::: SOURCE RECORDS

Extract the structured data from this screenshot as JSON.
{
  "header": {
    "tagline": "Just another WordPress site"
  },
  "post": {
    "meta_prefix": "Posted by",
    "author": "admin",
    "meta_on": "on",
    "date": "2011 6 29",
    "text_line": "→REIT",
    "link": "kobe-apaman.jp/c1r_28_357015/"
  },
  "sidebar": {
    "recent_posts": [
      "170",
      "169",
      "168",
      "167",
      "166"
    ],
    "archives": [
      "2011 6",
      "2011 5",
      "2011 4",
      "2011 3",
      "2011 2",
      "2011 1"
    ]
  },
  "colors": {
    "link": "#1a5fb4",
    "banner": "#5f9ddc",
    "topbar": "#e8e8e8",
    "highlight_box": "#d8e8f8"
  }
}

::::::

Return all of the above records exactly, leaving no line out.

Extract the structured data from this screenshot as JSON.
{
  "header": {
    "tagline": "Just another WordPress site"
  },
  "post": {
    "meta_prefix": "Posted by",
    "author": "admin",
    "meta_on": "on",
    "date": "2011 6 29",
    "text_line": "→REIT",
    "link": "kobe-apaman.jp/c1r_28_357015/"
  },
  "sidebar": {
    "recent_posts": [
      "170",
      "169",
      "168",
      "167",
      "166"
    ],
    "archives": [
      "2011 6",
      "2011 5",
      "2011 4",
      "2011 3",
      "2011 2",
      "2011 1"
    ]
  },
  "colors": {
    "link": "#1a5fb4",
    "banner": "#5f9ddc",
    "topbar": "#e8e8e8",
    "highlight_box": "#d8e8f8"
  }
}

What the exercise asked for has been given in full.